# start of Entries provided
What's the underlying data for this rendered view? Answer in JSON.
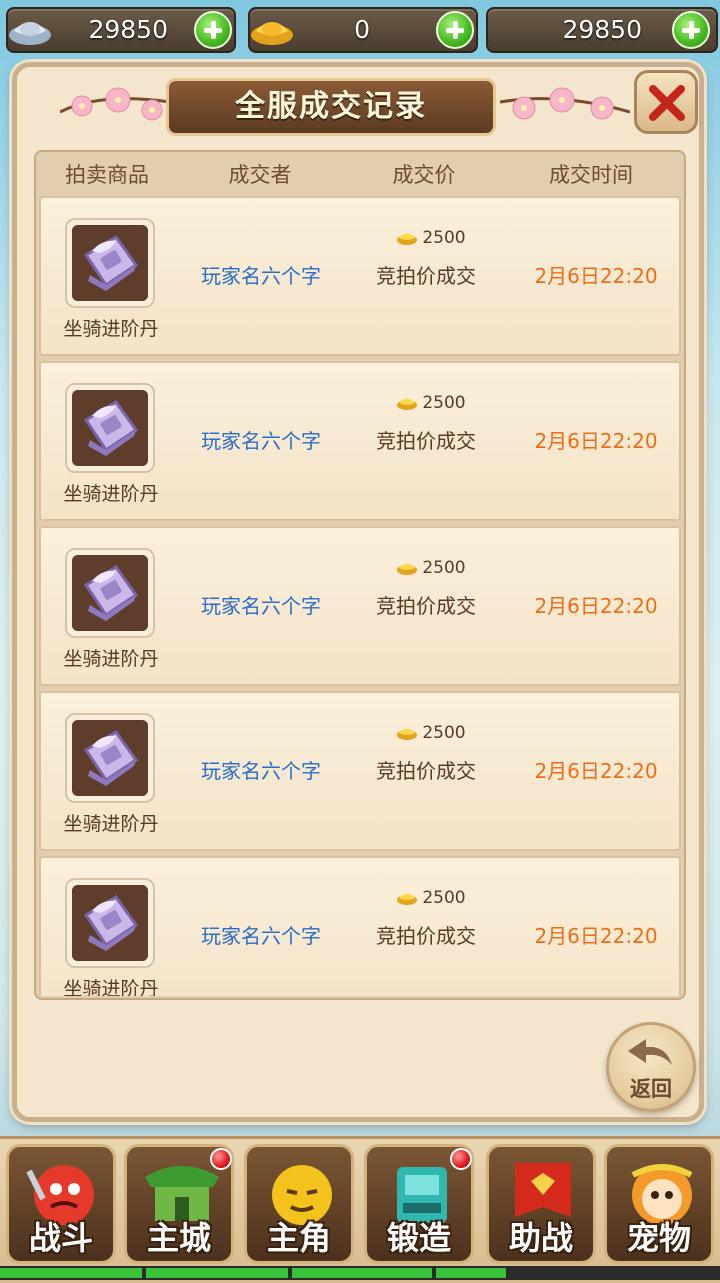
{
  "currencies": [
    {
      "icon": "silver-ingot-icon",
      "value": "29850"
    },
    {
      "icon": "gold-ingot-icon",
      "value": "0"
    },
    {
      "icon": "",
      "value": "29850"
    }
  ],
  "panel": {
    "title": "全服成交记录",
    "columns": [
      "拍卖商品",
      "成交者",
      "成交价",
      "成交时间"
    ],
    "records": [
      {
        "item": "坐骑进阶丹",
        "buyer": "玩家名六个字",
        "price": "2500",
        "deal": "竞拍价成交",
        "time": "2月6日22:20"
      },
      {
        "item": "坐骑进阶丹",
        "buyer": "玩家名六个字",
        "price": "2500",
        "deal": "竞拍价成交",
        "time": "2月6日22:20"
      },
      {
        "item": "坐骑进阶丹",
        "buyer": "玩家名六个字",
        "price": "2500",
        "deal": "竞拍价成交",
        "time": "2月6日22:20"
      },
      {
        "item": "坐骑进阶丹",
        "buyer": "玩家名六个字",
        "price": "2500",
        "deal": "竞拍价成交",
        "time": "2月6日22:20"
      },
      {
        "item": "坐骑进阶丹",
        "buyer": "玩家名六个字",
        "price": "2500",
        "deal": "竞拍价成交",
        "time": "2月6日22:20"
      }
    ],
    "back_label": "返回"
  },
  "nav": [
    {
      "label": "战斗",
      "icon": "battle-icon",
      "badge": false
    },
    {
      "label": "主城",
      "icon": "main-city-icon",
      "badge": true
    },
    {
      "label": "主角",
      "icon": "hero-icon",
      "badge": false
    },
    {
      "label": "锻造",
      "icon": "forge-icon",
      "badge": true
    },
    {
      "label": "助战",
      "icon": "assist-icon",
      "badge": false
    },
    {
      "label": "宠物",
      "icon": "pet-icon",
      "badge": false
    }
  ],
  "colors": {
    "buyer": "#2a6ccc",
    "time": "#ef6c16",
    "accent_green": "#39c23a"
  }
}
# end of Entries provided
■ **Problem to solve**: Are you able to set down all the lines above exactly, without any pictures?

■ **Complete answer**:
What's the underlying data for this rendered view? Answer in JSON.
{
  "currencies": [
    {
      "icon": "silver-ingot-icon",
      "value": "29850"
    },
    {
      "icon": "gold-ingot-icon",
      "value": "0"
    },
    {
      "icon": "",
      "value": "29850"
    }
  ],
  "panel": {
    "title": "全服成交记录",
    "columns": [
      "拍卖商品",
      "成交者",
      "成交价",
      "成交时间"
    ],
    "records": [
      {
        "item": "坐骑进阶丹",
        "buyer": "玩家名六个字",
        "price": "2500",
        "deal": "竞拍价成交",
        "time": "2月6日22:20"
      },
      {
        "item": "坐骑进阶丹",
        "buyer": "玩家名六个字",
        "price": "2500",
        "deal": "竞拍价成交",
        "time": "2月6日22:20"
      },
      {
        "item": "坐骑进阶丹",
        "buyer": "玩家名六个字",
        "price": "2500",
        "deal": "竞拍价成交",
        "time": "2月6日22:20"
      },
      {
        "item": "坐骑进阶丹",
        "buyer": "玩家名六个字",
        "price": "2500",
        "deal": "竞拍价成交",
        "time": "2月6日22:20"
      },
      {
        "item": "坐骑进阶丹",
        "buyer": "玩家名六个字",
        "price": "2500",
        "deal": "竞拍价成交",
        "time": "2月6日22:20"
      }
    ],
    "back_label": "返回"
  },
  "nav": [
    {
      "label": "战斗",
      "icon": "battle-icon",
      "badge": false
    },
    {
      "label": "主城",
      "icon": "main-city-icon",
      "badge": true
    },
    {
      "label": "主角",
      "icon": "hero-icon",
      "badge": false
    },
    {
      "label": "锻造",
      "icon": "forge-icon",
      "badge": true
    },
    {
      "label": "助战",
      "icon": "assist-icon",
      "badge": false
    },
    {
      "label": "宠物",
      "icon": "pet-icon",
      "badge": false
    }
  ],
  "colors": {
    "buyer": "#2a6ccc",
    "time": "#ef6c16",
    "accent_green": "#39c23a"
  }
}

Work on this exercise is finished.